[Extracted records]
◆ ◆ ◆ ◆ ◆ ◆ ◆
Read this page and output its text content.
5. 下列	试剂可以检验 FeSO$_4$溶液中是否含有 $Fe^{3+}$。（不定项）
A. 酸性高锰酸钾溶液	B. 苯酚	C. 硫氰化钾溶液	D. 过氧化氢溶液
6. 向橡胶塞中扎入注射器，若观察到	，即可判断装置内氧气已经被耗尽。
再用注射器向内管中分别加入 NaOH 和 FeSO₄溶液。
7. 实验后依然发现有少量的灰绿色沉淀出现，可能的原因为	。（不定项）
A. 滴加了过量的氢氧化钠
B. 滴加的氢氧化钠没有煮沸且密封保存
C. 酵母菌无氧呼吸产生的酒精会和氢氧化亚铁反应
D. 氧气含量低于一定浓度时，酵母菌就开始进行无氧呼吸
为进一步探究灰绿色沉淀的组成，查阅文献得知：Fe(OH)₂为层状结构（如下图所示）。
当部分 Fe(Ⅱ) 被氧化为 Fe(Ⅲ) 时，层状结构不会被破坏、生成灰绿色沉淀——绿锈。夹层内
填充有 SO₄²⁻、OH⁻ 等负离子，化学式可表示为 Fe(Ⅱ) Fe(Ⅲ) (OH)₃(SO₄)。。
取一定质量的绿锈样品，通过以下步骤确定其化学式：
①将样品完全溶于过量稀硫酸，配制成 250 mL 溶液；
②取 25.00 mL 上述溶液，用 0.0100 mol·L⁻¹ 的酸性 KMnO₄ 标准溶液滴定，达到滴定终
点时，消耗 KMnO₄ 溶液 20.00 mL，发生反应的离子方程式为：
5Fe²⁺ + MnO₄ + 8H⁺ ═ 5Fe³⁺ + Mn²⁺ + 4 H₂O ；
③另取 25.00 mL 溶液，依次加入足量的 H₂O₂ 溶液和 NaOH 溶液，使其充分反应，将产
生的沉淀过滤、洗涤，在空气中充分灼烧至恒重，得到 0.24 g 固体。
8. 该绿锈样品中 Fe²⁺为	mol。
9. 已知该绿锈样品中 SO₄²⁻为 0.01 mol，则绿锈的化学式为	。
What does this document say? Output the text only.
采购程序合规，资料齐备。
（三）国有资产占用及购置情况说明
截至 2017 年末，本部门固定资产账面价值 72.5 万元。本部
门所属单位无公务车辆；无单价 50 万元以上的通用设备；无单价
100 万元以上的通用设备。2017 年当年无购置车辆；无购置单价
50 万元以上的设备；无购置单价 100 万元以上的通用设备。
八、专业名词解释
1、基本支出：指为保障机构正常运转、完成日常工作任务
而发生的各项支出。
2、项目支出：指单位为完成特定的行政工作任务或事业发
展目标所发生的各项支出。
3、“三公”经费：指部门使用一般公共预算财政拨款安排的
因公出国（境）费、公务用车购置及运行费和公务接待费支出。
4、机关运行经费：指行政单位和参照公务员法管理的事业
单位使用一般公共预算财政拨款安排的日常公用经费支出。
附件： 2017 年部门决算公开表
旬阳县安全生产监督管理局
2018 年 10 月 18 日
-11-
◆ ◆ ◆ ◆ ◆ ◆ ◆
- **YOUR GOAL**:
Filter out all lines lacking the word "KMnO₄" and copy the rest.

- **THE RESPONSE**:
②取 25.00 mL 上述溶液，用 0.0100 mol·L⁻¹ 的酸性 KMnO₄ 标准溶液滴定，达到滴定终
点时，消耗 KMnO₄ 溶液 20.00 mL，发生反应的离子方程式为：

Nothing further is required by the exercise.